Dataset entries on figures
------------------------------------------------------------------------

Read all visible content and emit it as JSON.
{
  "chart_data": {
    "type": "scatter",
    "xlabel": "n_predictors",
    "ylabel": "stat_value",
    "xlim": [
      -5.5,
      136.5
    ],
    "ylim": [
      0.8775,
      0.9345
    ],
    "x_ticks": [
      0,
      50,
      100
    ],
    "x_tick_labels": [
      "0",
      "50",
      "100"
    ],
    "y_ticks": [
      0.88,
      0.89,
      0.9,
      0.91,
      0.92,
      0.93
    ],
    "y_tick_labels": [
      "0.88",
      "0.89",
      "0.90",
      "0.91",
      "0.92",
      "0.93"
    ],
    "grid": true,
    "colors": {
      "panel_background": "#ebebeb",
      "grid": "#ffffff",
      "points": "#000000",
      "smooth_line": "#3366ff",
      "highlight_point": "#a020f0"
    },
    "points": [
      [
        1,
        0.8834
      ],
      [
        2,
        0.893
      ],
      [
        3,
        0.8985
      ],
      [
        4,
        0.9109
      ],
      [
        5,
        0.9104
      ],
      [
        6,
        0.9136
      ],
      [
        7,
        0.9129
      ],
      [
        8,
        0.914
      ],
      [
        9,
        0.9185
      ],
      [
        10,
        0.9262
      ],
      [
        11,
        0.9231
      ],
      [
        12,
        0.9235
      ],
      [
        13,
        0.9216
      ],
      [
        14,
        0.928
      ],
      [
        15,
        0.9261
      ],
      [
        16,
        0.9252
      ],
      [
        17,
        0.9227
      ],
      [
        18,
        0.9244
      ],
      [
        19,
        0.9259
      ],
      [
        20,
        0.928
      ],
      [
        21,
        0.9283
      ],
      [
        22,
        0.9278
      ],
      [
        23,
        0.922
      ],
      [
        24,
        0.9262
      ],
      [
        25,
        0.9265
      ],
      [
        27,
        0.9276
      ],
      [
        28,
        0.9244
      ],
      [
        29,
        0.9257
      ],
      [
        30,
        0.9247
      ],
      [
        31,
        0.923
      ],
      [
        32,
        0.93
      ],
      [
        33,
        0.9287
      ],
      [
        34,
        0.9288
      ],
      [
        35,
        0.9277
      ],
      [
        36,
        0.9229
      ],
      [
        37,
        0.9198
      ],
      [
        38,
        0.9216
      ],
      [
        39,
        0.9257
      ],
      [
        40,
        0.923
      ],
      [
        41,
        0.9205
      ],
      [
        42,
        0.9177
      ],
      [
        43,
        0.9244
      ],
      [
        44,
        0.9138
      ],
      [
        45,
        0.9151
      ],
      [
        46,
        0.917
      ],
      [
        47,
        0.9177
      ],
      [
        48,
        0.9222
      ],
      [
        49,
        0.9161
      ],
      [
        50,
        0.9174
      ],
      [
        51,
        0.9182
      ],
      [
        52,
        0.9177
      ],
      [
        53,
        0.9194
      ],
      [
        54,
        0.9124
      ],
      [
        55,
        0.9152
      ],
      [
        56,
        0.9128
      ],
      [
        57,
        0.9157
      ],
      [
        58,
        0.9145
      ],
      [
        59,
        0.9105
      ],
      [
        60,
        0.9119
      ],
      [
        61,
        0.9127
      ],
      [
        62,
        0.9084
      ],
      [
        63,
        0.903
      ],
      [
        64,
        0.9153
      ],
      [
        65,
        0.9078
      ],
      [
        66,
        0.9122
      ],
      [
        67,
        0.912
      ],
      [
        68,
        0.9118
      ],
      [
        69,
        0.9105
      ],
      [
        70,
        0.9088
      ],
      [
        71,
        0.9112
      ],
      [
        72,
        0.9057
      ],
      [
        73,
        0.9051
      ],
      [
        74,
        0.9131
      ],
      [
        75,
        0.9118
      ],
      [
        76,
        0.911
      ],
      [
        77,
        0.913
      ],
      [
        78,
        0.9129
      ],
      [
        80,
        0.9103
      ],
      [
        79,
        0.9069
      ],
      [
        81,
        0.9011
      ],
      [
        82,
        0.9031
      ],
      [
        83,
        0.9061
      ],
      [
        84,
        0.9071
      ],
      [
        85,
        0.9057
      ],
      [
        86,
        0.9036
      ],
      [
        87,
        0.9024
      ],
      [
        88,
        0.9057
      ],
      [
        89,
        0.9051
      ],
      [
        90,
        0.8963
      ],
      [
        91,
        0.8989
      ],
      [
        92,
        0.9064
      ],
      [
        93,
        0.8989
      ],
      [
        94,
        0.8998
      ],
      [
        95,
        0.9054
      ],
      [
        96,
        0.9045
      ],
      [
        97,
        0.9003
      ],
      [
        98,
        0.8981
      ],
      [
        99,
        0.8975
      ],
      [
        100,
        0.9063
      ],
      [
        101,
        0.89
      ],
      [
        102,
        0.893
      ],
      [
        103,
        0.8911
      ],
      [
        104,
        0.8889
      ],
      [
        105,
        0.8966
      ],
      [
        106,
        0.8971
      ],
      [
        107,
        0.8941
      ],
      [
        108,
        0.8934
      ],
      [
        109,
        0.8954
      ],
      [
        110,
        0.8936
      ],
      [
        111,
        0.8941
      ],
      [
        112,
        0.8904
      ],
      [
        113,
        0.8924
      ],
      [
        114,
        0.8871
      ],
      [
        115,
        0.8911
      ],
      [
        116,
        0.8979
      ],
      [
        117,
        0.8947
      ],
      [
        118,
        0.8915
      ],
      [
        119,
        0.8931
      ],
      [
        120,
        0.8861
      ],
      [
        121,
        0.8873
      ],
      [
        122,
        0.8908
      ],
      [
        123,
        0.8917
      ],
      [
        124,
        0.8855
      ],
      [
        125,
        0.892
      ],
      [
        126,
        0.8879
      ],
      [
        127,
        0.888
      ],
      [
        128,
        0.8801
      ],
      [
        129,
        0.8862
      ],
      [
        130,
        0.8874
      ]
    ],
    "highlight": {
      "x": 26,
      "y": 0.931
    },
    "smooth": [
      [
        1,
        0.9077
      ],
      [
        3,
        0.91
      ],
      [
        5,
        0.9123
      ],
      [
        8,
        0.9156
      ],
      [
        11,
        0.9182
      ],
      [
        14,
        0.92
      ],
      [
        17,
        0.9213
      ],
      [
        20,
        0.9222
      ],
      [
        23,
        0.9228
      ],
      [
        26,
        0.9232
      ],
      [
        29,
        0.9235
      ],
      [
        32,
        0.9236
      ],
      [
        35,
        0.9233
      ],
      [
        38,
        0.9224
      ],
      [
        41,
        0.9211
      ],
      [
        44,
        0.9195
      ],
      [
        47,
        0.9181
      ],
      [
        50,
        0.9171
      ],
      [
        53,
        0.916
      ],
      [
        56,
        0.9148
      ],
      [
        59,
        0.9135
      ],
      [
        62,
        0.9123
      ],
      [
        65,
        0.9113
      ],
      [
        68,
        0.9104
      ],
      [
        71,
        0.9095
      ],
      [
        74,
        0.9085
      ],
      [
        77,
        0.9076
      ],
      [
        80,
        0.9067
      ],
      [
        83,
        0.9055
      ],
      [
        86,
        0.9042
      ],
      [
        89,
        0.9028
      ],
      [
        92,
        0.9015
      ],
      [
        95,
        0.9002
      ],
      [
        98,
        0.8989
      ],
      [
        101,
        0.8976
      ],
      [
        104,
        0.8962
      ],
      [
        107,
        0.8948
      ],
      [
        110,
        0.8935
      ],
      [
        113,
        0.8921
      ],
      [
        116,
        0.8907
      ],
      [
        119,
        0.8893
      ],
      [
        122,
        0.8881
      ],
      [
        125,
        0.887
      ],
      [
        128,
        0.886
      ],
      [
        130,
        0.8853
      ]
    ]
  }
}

------------------------------------------------------------------------

▶ [Aim of the task]: Write out the full set of records exactly as given.

▶ [Exercise output]:
Read all visible content and emit it as JSON.
{
  "chart_data": {
    "type": "scatter",
    "xlabel": "n_predictors",
    "ylabel": "stat_value",
    "xlim": [
      -5.5,
      136.5
    ],
    "ylim": [
      0.8775,
      0.9345
    ],
    "x_ticks": [
      0,
      50,
      100
    ],
    "x_tick_labels": [
      "0",
      "50",
      "100"
    ],
    "y_ticks": [
      0.88,
      0.89,
      0.9,
      0.91,
      0.92,
      0.93
    ],
    "y_tick_labels": [
      "0.88",
      "0.89",
      "0.90",
      "0.91",
      "0.92",
      "0.93"
    ],
    "grid": true,
    "colors": {
      "panel_background": "#ebebeb",
      "grid": "#ffffff",
      "points": "#000000",
      "smooth_line": "#3366ff",
      "highlight_point": "#a020f0"
    },
    "points": [
      [
        1,
        0.8834
      ],
      [
        2,
        0.893
      ],
      [
        3,
        0.8985
      ],
      [
        4,
        0.9109
      ],
      [
        5,
        0.9104
      ],
      [
        6,
        0.9136
      ],
      [
        7,
        0.9129
      ],
      [
        8,
        0.914
      ],
      [
        9,
        0.9185
      ],
      [
        10,
        0.9262
      ],
      [
        11,
        0.9231
      ],
      [
        12,
        0.9235
      ],
      [
        13,
        0.9216
      ],
      [
        14,
        0.928
      ],
      [
        15,
        0.9261
      ],
      [
        16,
        0.9252
      ],
      [
        17,
        0.9227
      ],
      [
        18,
        0.9244
      ],
      [
        19,
        0.9259
      ],
      [
        20,
        0.928
      ],
      [
        21,
        0.9283
      ],
      [
        22,
        0.9278
      ],
      [
        23,
        0.922
      ],
      [
        24,
        0.9262
      ],
      [
        25,
        0.9265
      ],
      [
        27,
        0.9276
      ],
      [
        28,
        0.9244
      ],
      [
        29,
        0.9257
      ],
      [
        30,
        0.9247
      ],
      [
        31,
        0.923
      ],
      [
        32,
        0.93
      ],
      [
        33,
        0.9287
      ],
      [
        34,
        0.9288
      ],
      [
        35,
        0.9277
      ],
      [
        36,
        0.9229
      ],
      [
        37,
        0.9198
      ],
      [
        38,
        0.9216
      ],
      [
        39,
        0.9257
      ],
      [
        40,
        0.923
      ],
      [
        41,
        0.9205
      ],
      [
        42,
        0.9177
      ],
      [
        43,
        0.9244
      ],
      [
        44,
        0.9138
      ],
      [
        45,
        0.9151
      ],
      [
        46,
        0.917
      ],
      [
        47,
        0.9177
      ],
      [
        48,
        0.9222
      ],
      [
        49,
        0.9161
      ],
      [
        50,
        0.9174
      ],
      [
        51,
        0.9182
      ],
      [
        52,
        0.9177
      ],
      [
        53,
        0.9194
      ],
      [
        54,
        0.9124
      ],
      [
        55,
        0.9152
      ],
      [
        56,
        0.9128
      ],
      [
        57,
        0.9157
      ],
      [
        58,
        0.9145
      ],
      [
        59,
        0.9105
      ],
      [
        60,
        0.9119
      ],
      [
        61,
        0.9127
      ],
      [
        62,
        0.9084
      ],
      [
        63,
        0.903
      ],
      [
        64,
        0.9153
      ],
      [
        65,
        0.9078
      ],
      [
        66,
        0.9122
      ],
      [
        67,
        0.912
      ],
      [
        68,
        0.9118
      ],
      [
        69,
        0.9105
      ],
      [
        70,
        0.9088
      ],
      [
        71,
        0.9112
      ],
      [
        72,
        0.9057
      ],
      [
        73,
        0.9051
      ],
      [
        74,
        0.9131
      ],
      [
        75,
        0.9118
      ],
      [
        76,
        0.911
      ],
      [
        77,
        0.913
      ],
      [
        78,
        0.9129
      ],
      [
        80,
        0.9103
      ],
      [
        79,
        0.9069
      ],
      [
        81,
        0.9011
      ],
      [
        82,
        0.9031
      ],
      [
        83,
        0.9061
      ],
      [
        84,
        0.9071
      ],
      [
        85,
        0.9057
      ],
      [
        86,
        0.9036
      ],
      [
        87,
        0.9024
      ],
      [
        88,
        0.9057
      ],
      [
        89,
        0.9051
      ],
      [
        90,
        0.8963
      ],
      [
        91,
        0.8989
      ],
      [
        92,
        0.9064
      ],
      [
        93,
        0.8989
      ],
      [
        94,
        0.8998
      ],
      [
        95,
        0.9054
      ],
      [
        96,
        0.9045
      ],
      [
        97,
        0.9003
      ],
      [
        98,
        0.8981
      ],
      [
        99,
        0.8975
      ],
      [
        100,
        0.9063
      ],
      [
        101,
        0.89
      ],
      [
        102,
        0.893
      ],
      [
        103,
        0.8911
      ],
      [
        104,
        0.8889
      ],
      [
        105,
        0.8966
      ],
      [
        106,
        0.8971
      ],
      [
        107,
        0.8941
      ],
      [
        108,
        0.8934
      ],
      [
        109,
        0.8954
      ],
      [
        110,
        0.8936
      ],
      [
        111,
        0.8941
      ],
      [
        112,
        0.8904
      ],
      [
        113,
        0.8924
      ],
      [
        114,
        0.8871
      ],
      [
        115,
        0.8911
      ],
      [
        116,
        0.8979
      ],
      [
        117,
        0.8947
      ],
      [
        118,
        0.8915
      ],
      [
        119,
        0.8931
      ],
      [
        120,
        0.8861
      ],
      [
        121,
        0.8873
      ],
      [
        122,
        0.8908
      ],
      [
        123,
        0.8917
      ],
      [
        124,
        0.8855
      ],
      [
        125,
        0.892
      ],
      [
        126,
        0.8879
      ],
      [
        127,
        0.888
      ],
      [
        128,
        0.8801
      ],
      [
        129,
        0.8862
      ],
      [
        130,
        0.8874
      ]
    ],
    "highlight": {
      "x": 26,
      "y": 0.931
    },
    "smooth": [
      [
        1,
        0.9077
      ],
      [
        3,
        0.91
      ],
      [
        5,
        0.9123
      ],
      [
        8,
        0.9156
      ],
      [
        11,
        0.9182
      ],
      [
        14,
        0.92
      ],
      [
        17,
        0.9213
      ],
      [
        20,
        0.9222
      ],
      [
        23,
        0.9228
      ],
      [
        26,
        0.9232
      ],
      [
        29,
        0.9235
      ],
      [
        32,
        0.9236
      ],
      [
        35,
        0.9233
      ],
      [
        38,
        0.9224
      ],
      [
        41,
        0.9211
      ],
      [
        44,
        0.9195
      ],
      [
        47,
        0.9181
      ],
      [
        50,
        0.9171
      ],
      [
        53,
        0.916
      ],
      [
        56,
        0.9148
      ],
      [
        59,
        0.9135
      ],
      [
        62,
        0.9123
      ],
      [
        65,
        0.9113
      ],
      [
        68,
        0.9104
      ],
      [
        71,
        0.9095
      ],
      [
        74,
        0.9085
      ],
      [
        77,
        0.9076
      ],
      [
        80,
        0.9067
      ],
      [
        83,
        0.9055
      ],
      [
        86,
        0.9042
      ],
      [
        89,
        0.9028
      ],
      [
        92,
        0.9015
      ],
      [
        95,
        0.9002
      ],
      [
        98,
        0.8989
      ],
      [
        101,
        0.8976
      ],
      [
        104,
        0.8962
      ],
      [
        107,
        0.8948
      ],
      [
        110,
        0.8935
      ],
      [
        113,
        0.8921
      ],
      [
        116,
        0.8907
      ],
      [
        119,
        0.8893
      ],
      [
        122,
        0.8881
      ],
      [
        125,
        0.887
      ],
      [
        128,
        0.886
      ],
      [
        130,
        0.8853
      ]
    ]
  }
}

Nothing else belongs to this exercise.